> _WHAT YOU HAVE TO DO_: Where a line holds the string "legend", return that line.

((

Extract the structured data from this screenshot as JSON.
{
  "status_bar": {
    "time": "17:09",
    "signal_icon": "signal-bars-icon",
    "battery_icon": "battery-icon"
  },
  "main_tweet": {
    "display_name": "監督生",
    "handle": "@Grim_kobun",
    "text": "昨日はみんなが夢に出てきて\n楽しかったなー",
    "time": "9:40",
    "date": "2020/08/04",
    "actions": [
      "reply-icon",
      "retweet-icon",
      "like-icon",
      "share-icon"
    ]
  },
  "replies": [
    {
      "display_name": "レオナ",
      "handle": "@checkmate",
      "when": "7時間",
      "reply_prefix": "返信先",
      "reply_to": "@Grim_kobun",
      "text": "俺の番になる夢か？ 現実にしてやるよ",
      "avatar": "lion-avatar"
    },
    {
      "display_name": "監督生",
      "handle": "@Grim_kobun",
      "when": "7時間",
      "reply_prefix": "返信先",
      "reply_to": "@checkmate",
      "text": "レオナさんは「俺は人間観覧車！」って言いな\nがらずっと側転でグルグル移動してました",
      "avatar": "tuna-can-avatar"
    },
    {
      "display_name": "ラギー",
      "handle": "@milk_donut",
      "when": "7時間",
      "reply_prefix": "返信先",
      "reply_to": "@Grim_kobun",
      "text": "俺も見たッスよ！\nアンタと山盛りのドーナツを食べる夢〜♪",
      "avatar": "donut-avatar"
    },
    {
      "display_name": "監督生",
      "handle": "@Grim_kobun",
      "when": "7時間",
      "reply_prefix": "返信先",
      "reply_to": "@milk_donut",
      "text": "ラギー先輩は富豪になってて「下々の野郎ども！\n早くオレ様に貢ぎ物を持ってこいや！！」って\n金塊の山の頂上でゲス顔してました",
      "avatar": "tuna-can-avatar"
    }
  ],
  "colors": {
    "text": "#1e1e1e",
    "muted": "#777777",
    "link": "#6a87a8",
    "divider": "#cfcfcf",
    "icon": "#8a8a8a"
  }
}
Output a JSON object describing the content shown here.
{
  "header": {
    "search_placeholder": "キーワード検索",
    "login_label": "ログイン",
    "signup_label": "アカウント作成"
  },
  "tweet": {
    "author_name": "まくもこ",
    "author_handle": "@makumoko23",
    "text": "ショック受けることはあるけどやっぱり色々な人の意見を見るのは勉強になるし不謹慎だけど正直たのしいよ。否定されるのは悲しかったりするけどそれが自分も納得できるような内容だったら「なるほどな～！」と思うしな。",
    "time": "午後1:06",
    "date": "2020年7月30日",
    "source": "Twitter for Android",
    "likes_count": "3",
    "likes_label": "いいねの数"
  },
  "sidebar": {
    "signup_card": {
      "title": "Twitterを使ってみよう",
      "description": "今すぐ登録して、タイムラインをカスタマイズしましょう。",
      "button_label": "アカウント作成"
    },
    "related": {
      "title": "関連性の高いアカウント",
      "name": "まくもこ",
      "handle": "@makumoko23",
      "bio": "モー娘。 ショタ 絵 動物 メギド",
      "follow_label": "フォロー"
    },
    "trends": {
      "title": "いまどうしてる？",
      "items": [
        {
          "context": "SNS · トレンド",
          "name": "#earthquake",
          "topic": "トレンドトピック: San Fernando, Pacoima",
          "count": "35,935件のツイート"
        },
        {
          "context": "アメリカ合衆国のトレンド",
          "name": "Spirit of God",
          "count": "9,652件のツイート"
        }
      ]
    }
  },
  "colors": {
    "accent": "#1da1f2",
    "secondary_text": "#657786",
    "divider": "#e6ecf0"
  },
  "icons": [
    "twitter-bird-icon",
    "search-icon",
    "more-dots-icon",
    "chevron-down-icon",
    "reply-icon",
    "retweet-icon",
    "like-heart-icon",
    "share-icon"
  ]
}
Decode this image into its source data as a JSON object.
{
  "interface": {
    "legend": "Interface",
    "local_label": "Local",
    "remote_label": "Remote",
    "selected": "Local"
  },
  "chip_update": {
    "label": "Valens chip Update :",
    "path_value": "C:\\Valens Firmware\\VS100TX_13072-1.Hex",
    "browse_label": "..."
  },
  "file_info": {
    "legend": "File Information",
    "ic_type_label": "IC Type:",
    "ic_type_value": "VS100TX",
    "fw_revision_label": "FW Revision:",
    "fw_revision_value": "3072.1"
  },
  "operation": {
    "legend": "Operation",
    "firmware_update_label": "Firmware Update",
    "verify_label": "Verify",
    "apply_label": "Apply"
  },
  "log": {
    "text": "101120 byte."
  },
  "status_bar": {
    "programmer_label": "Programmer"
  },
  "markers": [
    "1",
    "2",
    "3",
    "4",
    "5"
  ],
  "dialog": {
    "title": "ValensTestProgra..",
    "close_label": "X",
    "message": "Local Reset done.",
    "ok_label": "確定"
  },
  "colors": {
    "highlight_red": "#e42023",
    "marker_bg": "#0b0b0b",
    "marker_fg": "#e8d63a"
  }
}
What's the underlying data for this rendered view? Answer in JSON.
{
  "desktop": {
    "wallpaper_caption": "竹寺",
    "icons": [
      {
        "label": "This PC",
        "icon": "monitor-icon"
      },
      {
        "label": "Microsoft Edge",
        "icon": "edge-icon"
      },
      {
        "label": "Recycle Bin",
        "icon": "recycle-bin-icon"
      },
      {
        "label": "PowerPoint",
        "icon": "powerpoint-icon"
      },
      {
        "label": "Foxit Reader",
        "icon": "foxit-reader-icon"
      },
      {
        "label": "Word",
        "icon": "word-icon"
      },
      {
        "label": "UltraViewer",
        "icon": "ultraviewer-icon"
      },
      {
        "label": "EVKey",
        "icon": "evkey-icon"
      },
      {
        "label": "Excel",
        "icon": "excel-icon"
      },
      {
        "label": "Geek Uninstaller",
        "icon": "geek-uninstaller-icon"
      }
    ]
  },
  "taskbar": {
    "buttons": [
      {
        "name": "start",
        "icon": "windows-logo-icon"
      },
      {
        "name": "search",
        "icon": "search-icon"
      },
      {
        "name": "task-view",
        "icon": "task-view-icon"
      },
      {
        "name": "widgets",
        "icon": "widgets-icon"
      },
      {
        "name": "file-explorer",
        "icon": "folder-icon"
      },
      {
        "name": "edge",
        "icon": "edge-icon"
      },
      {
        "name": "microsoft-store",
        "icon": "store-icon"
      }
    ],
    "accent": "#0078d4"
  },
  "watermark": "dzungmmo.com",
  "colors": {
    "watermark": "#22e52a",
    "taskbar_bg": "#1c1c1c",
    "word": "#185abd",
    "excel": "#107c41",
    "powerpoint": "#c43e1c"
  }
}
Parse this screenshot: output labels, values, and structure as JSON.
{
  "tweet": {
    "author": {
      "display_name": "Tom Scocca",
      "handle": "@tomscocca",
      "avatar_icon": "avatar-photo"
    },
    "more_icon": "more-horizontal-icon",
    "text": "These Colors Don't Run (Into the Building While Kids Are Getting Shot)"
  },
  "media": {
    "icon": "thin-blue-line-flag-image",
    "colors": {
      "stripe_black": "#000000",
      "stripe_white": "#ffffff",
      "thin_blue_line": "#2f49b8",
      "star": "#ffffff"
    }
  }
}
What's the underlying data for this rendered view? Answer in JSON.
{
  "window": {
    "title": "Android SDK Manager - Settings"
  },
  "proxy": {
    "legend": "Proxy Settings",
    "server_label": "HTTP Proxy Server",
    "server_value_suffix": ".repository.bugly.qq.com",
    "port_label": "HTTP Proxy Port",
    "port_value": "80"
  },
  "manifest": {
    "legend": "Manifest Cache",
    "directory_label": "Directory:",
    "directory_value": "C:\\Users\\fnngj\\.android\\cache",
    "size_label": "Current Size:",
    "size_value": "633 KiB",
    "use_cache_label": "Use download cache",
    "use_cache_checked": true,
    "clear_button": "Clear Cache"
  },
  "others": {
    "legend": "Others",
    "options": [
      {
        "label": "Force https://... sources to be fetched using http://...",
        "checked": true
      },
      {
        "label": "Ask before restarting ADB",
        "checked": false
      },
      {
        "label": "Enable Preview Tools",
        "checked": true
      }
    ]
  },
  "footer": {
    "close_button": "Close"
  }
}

))

> _WORKED ANSWER_:
    "legend": "Interface",
    "legend": "File Information",
    "legend": "Operation",
    "legend": "Proxy Settings",
    "legend": "Manifest Cache",
    "legend": "Others",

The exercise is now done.